-- START Records for this task --

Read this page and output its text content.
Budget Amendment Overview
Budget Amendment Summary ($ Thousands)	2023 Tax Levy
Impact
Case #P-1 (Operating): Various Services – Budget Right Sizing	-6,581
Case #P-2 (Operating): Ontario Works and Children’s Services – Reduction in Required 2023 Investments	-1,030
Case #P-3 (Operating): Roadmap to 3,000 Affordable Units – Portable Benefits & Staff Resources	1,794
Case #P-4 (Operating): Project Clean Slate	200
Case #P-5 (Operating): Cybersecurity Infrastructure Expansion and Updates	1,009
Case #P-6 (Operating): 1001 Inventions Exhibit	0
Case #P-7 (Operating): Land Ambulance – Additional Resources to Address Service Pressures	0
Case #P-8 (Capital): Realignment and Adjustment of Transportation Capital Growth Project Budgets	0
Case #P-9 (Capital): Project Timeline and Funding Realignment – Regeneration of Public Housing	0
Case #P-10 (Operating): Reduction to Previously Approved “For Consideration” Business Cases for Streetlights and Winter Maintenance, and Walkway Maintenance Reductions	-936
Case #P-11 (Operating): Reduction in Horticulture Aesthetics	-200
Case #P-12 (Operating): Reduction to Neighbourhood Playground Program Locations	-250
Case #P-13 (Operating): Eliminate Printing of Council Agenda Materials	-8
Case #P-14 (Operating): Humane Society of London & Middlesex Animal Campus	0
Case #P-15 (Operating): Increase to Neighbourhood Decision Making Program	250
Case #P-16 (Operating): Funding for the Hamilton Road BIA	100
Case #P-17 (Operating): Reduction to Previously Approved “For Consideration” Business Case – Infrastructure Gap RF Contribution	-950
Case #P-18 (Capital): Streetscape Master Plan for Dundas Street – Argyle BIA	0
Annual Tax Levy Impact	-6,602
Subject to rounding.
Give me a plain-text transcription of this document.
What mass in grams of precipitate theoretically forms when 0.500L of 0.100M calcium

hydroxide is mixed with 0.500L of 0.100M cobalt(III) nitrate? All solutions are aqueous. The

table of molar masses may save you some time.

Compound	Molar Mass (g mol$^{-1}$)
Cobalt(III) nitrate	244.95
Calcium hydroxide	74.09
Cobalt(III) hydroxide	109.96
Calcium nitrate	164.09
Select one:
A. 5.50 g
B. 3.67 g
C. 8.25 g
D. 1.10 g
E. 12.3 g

-- END Records for this task --

> [Requirement] In the data above, count the lines where the word "Capital" appears; reply with the number only.

> [The output] 3